> **TO DO**:
Say how many lines of the listing below contain "speed", giving the number and nothing else.

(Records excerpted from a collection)
##############################
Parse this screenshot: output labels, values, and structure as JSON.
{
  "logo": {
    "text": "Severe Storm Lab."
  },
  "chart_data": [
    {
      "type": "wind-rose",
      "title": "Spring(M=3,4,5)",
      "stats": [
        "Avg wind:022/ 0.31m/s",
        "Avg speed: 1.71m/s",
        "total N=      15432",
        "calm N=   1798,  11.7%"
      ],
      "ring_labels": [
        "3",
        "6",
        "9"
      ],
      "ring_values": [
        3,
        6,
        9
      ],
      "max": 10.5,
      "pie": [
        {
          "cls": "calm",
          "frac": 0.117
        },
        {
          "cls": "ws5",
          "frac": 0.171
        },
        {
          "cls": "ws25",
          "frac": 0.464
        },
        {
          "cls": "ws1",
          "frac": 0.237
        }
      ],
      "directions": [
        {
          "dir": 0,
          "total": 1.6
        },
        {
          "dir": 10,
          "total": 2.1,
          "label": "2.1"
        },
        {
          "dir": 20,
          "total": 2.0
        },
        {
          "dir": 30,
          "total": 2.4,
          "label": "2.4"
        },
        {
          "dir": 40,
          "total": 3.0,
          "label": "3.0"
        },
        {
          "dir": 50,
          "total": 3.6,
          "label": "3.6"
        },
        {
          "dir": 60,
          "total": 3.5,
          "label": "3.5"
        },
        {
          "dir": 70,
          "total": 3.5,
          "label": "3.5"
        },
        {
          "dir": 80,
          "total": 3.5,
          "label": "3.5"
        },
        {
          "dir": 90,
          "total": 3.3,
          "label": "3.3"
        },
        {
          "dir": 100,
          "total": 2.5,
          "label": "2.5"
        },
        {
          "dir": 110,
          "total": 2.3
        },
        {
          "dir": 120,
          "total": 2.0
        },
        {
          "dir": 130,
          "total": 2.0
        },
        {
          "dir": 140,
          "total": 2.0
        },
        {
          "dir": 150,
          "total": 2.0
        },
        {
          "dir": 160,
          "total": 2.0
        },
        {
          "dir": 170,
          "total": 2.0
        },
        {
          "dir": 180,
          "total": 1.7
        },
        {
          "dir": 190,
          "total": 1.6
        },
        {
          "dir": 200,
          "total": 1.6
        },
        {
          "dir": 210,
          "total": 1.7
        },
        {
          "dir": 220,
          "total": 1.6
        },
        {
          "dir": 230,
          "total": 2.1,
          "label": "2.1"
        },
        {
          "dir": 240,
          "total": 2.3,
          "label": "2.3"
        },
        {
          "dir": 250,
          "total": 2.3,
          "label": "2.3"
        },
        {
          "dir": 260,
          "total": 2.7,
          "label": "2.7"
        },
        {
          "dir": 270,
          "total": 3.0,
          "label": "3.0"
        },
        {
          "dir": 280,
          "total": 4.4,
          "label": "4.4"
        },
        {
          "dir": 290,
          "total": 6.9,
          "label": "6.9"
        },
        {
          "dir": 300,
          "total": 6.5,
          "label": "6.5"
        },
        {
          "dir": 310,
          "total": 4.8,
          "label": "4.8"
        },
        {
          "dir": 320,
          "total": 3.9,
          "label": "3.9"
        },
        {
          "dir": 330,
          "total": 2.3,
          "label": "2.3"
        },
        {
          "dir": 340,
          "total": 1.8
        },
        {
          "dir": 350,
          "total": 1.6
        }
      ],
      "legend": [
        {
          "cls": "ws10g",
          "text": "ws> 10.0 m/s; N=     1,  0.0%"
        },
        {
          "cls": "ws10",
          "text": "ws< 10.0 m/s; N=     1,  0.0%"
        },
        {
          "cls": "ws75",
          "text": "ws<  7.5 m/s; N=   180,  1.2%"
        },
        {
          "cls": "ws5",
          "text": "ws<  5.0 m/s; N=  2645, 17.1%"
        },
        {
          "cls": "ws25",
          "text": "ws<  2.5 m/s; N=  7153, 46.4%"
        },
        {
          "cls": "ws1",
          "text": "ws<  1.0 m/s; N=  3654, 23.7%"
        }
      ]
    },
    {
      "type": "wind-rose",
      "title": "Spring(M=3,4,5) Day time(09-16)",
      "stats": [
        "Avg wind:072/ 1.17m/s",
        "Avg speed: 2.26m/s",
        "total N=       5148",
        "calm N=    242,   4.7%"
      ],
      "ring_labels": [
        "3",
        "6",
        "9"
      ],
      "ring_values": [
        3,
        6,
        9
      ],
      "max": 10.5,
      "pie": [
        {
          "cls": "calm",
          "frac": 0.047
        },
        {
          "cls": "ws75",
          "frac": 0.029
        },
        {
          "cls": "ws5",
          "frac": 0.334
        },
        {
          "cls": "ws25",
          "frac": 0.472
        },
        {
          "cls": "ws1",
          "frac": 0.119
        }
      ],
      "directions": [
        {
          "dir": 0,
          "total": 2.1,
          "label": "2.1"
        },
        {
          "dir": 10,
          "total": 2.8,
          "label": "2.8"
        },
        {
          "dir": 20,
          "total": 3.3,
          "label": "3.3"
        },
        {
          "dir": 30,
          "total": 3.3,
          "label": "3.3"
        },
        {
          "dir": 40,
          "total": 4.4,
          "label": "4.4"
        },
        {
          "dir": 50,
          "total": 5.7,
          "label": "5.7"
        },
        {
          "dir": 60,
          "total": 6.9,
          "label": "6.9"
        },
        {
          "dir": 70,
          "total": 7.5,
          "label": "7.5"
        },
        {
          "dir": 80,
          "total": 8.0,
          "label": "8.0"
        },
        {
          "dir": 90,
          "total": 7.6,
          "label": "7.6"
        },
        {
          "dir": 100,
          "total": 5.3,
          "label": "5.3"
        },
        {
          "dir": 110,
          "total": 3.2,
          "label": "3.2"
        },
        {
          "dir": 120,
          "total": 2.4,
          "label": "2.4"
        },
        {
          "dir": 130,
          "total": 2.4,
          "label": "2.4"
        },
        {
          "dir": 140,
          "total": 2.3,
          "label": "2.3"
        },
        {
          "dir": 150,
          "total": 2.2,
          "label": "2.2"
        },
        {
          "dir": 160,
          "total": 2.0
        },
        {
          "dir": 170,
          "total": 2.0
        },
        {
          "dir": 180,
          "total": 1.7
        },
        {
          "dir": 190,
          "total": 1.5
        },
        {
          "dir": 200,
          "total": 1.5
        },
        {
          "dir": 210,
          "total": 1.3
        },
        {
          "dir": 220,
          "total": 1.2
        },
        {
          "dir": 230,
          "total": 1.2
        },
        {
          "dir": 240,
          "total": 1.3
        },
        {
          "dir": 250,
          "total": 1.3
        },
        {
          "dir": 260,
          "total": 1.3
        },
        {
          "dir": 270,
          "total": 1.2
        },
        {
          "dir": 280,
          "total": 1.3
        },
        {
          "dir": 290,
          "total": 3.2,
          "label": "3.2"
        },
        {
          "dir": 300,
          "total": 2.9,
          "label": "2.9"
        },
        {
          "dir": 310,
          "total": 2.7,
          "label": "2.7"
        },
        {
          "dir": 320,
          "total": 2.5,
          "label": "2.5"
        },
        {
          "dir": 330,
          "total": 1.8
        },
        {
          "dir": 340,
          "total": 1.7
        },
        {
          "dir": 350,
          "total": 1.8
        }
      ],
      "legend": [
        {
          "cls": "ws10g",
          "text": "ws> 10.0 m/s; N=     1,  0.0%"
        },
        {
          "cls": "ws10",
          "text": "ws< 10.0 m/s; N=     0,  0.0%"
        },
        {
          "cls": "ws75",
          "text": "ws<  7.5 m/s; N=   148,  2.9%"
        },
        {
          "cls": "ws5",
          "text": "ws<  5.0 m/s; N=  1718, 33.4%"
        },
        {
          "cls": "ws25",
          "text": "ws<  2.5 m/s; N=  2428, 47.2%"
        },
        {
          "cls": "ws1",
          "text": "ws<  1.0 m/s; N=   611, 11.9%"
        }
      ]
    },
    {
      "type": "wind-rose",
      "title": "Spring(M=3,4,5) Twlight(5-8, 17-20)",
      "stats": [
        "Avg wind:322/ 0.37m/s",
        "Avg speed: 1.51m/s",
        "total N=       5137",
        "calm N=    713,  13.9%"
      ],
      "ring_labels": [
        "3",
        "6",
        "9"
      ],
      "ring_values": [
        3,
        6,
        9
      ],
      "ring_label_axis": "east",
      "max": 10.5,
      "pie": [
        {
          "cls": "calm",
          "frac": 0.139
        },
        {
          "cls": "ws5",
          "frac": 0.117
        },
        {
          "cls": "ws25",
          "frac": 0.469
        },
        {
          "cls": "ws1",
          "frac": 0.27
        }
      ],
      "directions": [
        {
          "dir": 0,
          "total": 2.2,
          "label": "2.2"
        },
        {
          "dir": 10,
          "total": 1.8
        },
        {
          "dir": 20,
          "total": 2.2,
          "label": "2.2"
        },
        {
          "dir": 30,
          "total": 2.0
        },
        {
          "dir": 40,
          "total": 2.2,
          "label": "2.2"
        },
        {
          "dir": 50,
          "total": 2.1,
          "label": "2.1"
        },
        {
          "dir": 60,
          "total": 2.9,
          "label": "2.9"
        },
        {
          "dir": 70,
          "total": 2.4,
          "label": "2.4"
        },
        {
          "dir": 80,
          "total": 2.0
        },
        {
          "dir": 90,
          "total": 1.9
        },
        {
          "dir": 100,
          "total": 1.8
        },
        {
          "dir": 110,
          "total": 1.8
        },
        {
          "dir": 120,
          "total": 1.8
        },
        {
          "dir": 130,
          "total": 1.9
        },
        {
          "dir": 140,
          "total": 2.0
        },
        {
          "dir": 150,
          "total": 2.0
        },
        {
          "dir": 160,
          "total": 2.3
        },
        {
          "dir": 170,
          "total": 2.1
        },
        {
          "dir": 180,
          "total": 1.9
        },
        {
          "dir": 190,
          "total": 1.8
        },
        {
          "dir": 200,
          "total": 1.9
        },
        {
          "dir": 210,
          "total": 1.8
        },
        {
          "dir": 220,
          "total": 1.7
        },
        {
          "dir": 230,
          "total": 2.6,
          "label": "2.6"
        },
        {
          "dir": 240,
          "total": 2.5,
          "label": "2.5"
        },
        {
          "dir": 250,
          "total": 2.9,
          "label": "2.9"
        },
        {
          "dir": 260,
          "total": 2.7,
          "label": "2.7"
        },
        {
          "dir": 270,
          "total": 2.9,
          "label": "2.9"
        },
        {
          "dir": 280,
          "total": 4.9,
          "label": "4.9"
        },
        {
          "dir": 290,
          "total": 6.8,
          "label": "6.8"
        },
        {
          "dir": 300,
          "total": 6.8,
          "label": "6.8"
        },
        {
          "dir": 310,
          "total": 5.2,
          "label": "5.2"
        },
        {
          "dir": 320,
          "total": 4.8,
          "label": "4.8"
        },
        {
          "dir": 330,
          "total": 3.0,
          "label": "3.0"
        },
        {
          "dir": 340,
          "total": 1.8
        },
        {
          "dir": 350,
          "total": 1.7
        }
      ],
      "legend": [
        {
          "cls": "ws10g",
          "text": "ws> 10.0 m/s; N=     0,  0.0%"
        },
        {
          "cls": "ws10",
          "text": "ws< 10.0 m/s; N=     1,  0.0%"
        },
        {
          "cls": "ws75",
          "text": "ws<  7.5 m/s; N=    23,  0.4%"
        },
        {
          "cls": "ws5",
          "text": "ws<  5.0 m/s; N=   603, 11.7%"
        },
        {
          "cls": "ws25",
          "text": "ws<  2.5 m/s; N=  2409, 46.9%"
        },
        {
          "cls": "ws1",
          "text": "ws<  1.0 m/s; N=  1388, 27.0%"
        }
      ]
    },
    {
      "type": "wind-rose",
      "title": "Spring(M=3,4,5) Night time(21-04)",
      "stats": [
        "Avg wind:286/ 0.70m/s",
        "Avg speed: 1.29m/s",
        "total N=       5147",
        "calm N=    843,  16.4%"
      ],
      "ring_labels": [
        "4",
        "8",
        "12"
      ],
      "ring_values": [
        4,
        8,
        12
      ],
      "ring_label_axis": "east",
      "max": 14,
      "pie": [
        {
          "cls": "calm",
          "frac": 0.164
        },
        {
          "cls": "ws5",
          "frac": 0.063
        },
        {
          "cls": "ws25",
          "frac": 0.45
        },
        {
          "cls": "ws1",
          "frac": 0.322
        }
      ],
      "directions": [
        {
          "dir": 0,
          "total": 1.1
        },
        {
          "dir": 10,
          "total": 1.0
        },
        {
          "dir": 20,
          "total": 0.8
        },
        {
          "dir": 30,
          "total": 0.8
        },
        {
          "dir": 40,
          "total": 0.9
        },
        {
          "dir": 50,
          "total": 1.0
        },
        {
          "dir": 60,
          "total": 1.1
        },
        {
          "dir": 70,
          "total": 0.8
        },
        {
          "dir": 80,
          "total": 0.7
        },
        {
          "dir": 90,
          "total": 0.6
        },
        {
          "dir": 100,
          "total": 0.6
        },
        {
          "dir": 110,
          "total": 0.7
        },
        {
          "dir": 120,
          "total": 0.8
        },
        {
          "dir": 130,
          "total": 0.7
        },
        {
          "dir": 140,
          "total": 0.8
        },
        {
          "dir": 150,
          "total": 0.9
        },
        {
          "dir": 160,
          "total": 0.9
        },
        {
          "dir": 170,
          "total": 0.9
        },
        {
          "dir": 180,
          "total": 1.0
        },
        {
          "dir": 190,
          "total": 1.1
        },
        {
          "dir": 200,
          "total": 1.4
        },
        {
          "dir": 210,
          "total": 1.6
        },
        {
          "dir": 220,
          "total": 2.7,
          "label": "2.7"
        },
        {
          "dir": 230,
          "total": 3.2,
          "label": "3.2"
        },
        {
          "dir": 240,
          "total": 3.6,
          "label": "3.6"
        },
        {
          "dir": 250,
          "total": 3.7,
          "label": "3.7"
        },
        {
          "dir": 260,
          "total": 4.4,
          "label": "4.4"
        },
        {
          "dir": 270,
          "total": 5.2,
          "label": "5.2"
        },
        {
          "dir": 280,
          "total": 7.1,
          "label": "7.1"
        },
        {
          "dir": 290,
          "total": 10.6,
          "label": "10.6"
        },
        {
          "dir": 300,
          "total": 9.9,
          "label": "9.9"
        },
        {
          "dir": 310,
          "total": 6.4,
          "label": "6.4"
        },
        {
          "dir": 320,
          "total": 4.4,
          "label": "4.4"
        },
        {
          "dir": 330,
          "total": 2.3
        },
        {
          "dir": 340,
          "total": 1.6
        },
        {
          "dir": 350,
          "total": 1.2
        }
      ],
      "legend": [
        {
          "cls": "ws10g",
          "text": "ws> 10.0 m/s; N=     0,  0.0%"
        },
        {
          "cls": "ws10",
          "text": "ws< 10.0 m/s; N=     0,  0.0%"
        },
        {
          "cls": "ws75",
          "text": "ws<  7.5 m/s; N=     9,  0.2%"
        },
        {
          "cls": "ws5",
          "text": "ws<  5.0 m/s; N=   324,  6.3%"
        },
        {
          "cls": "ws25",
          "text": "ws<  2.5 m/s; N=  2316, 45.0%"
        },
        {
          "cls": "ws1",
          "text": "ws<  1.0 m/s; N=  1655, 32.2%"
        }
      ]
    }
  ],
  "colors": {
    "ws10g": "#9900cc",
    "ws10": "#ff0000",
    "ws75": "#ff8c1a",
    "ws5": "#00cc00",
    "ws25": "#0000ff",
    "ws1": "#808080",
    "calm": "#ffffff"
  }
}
##############################
> **SOLVED EXERCISE**:
4